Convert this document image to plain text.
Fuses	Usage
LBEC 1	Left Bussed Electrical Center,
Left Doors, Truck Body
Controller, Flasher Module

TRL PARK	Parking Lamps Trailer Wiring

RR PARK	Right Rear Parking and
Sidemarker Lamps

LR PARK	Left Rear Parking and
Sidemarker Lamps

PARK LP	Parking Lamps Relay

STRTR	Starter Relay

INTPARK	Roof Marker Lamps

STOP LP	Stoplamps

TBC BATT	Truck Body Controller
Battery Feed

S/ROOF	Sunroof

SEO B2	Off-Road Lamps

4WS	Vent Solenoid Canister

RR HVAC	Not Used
****
Task objective –
Reproduce each line of the material above precisely.

Answer –
Convert this document image to plain text.
Fuses	Usage
LBEC 1	Left Bussed Electrical Center,
Left Doors, Truck Body
Controller, Flasher Module

TRL PARK	Parking Lamps Trailer Wiring

RR PARK	Right Rear Parking and
Sidemarker Lamps

LR PARK	Left Rear Parking and
Sidemarker Lamps

PARK LP	Parking Lamps Relay

STRTR	Starter Relay

INTPARK	Roof Marker Lamps

STOP LP	Stoplamps

TBC BATT	Truck Body Controller
Battery Feed

S/ROOF	Sunroof

SEO B2	Off-Road Lamps

4WS	Vent Solenoid Canister

RR HVAC	Not Used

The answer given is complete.